Biden's New Education Loan Program Will Face Trouble In The Courts
We argued in these columns a year ago that President Biden's ambitious idea to write off $400 billion in student loans was a terrible policy proposal.
We said it was unfair that non-college-educated taxpayers should subsidize those who borrowed to attend college. It was unjust that borrowers signed an agreement with the American people to repay their loans (issued without any collateral) from the higher earnings they would presumably get after graduating - and a loan forbearance program would send a wrong signal that signed agreements are invalid. It was also reckless for a nation with a growing debt burden to take on even more debt.
In Biden v. Nebraska last week, the United States Supreme Court forcefully struck down President Biden's loan program 6-3, with conservatives not ruling on the merits of the policy but on constitutional grounds. Chief Justice John Roberts said Biden overreached his executive authority to wipe out student loans without Congress's express approval. He noted that issues of such political and economic import as transferring a $400 billion obligation to the Treasury require a congressional vote. In conservative circles, this principle is known as the "Major Questions Doctrine."
When burned this way by a biting decision, most presidents will heed the apex court's advice and learn. But not President Biden, who has a reputation for being stubborn. Within hours of the Supreme Court decision, his staff was peddling another way to pursue the same forbearance policy, this time through the 1965 Higher Education Act.
In every instance an agency under Biden has issued sweeping rules, it has done so under the so-called Chevron deference. Under Chevron v. Natural Resources Defense Council (1984), the Supreme Court ruled that lower courts must defer to reasonable agency interpretations of ambiguous provisions.
Bharat Ramamurti, deputy director of Biden's National Economic Council, shared the White House press podium with U.S. Secretary of Education Miguel Cardona, who had earlier charged that the "Supreme Court ruled against students and families across the country."

Written instruction A. According to the opinion piece on Biden's student loan program, why did Chief Justice John Roberts find that Biden overreached his executive authority?
Written instruction B. Name every person the opinion piece on Biden's student loan program identifies by name.
Written instruction C. Reproduce the passage from the opinion piece on Biden's student loan program, starting at the words "Biden's New Education" and ending after the words "even more debt.".

Provided records.
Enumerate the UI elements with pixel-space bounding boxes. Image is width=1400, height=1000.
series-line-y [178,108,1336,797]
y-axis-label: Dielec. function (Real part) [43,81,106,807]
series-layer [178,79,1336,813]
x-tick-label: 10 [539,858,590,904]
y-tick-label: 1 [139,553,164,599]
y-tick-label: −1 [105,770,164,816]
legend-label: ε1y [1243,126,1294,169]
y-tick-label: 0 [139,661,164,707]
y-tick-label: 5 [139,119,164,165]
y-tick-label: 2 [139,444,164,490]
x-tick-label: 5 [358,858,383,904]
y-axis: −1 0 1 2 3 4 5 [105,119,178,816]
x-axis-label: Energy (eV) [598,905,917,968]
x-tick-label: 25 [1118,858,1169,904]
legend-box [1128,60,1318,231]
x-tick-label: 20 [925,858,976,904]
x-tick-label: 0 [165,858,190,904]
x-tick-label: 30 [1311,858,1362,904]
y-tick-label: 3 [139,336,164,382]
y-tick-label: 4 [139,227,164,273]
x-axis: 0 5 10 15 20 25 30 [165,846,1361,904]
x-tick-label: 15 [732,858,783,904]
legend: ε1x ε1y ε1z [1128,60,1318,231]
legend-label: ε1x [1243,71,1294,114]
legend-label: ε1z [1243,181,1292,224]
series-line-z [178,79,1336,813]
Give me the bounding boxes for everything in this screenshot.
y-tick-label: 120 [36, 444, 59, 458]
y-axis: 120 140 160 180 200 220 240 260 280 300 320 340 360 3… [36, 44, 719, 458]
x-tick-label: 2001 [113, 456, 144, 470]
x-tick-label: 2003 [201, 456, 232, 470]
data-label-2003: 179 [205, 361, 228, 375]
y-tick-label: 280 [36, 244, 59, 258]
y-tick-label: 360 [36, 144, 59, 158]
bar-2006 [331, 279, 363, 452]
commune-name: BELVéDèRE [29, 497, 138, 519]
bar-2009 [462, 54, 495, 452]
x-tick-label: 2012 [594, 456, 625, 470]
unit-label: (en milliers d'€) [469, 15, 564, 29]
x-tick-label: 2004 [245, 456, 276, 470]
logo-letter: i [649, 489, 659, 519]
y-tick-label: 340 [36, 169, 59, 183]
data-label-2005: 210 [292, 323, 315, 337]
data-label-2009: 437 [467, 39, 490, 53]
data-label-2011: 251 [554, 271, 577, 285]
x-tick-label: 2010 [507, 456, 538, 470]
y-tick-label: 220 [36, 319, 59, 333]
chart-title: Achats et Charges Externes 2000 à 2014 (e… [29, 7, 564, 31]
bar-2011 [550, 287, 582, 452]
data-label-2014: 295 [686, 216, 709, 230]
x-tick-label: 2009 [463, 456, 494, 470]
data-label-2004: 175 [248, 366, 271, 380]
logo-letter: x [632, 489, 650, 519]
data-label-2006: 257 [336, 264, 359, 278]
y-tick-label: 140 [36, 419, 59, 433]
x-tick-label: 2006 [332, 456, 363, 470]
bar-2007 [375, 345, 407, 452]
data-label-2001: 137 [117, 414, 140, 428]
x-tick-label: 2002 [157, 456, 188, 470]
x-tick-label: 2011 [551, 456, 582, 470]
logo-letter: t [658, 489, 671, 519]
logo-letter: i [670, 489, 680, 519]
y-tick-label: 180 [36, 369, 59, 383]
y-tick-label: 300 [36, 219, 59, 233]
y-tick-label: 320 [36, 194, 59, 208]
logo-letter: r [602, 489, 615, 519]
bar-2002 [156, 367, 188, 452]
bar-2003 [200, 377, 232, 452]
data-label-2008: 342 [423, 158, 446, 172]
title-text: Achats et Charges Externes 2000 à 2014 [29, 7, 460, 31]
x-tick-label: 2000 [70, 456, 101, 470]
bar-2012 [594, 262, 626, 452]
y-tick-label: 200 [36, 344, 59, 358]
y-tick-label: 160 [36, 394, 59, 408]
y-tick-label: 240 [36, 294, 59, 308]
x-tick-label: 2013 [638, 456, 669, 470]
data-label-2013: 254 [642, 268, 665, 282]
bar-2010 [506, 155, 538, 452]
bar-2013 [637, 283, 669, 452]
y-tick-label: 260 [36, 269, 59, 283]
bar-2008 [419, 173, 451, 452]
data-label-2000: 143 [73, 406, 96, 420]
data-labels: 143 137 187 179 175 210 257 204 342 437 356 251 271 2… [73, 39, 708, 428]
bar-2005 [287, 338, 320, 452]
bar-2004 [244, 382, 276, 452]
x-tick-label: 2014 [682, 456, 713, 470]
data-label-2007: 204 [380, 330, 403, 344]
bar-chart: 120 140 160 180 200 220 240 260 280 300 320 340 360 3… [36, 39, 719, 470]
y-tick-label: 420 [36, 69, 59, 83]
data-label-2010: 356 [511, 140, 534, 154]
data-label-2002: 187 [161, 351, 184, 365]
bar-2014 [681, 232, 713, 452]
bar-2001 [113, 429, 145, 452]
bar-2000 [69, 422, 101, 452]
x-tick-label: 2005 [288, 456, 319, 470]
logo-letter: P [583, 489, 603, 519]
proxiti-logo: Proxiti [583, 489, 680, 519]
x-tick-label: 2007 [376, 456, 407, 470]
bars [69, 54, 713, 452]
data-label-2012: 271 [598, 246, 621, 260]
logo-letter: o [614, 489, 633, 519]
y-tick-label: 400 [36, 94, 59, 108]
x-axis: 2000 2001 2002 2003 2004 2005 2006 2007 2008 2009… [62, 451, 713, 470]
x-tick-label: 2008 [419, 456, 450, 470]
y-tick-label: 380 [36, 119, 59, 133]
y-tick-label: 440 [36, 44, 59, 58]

Exercise answer A. Biden tried to wipe out student loans without Congress's express approval. Roberts held that an issue of such political and economic import, transferring a $400 billion obligation to the Treasury, requires a congressional vote.

Exercise answer B. President Biden, Chief Justice John Roberts, Bharat Ramamurti, Miguel Cardona

Exercise answer C.
Biden's New Education Loan Program Will Face Trouble In The Courts
We argued in these columns a year ago that President Biden's ambitious idea to write off $400 billion in student loans was a terrible policy proposal.
We said it was unfair that non-college-educated taxpayers should subsidize those who borrowed to attend college. It was unjust that borrowers signed an agreement with the American people to repay their loans (issued without any collateral) from the higher earnings they would presumably get after graduating - and a loan forbearance program would send a wrong signal that signed agreements are invalid. It was also reckless for a nation with a growing debt burden to take on even more debt.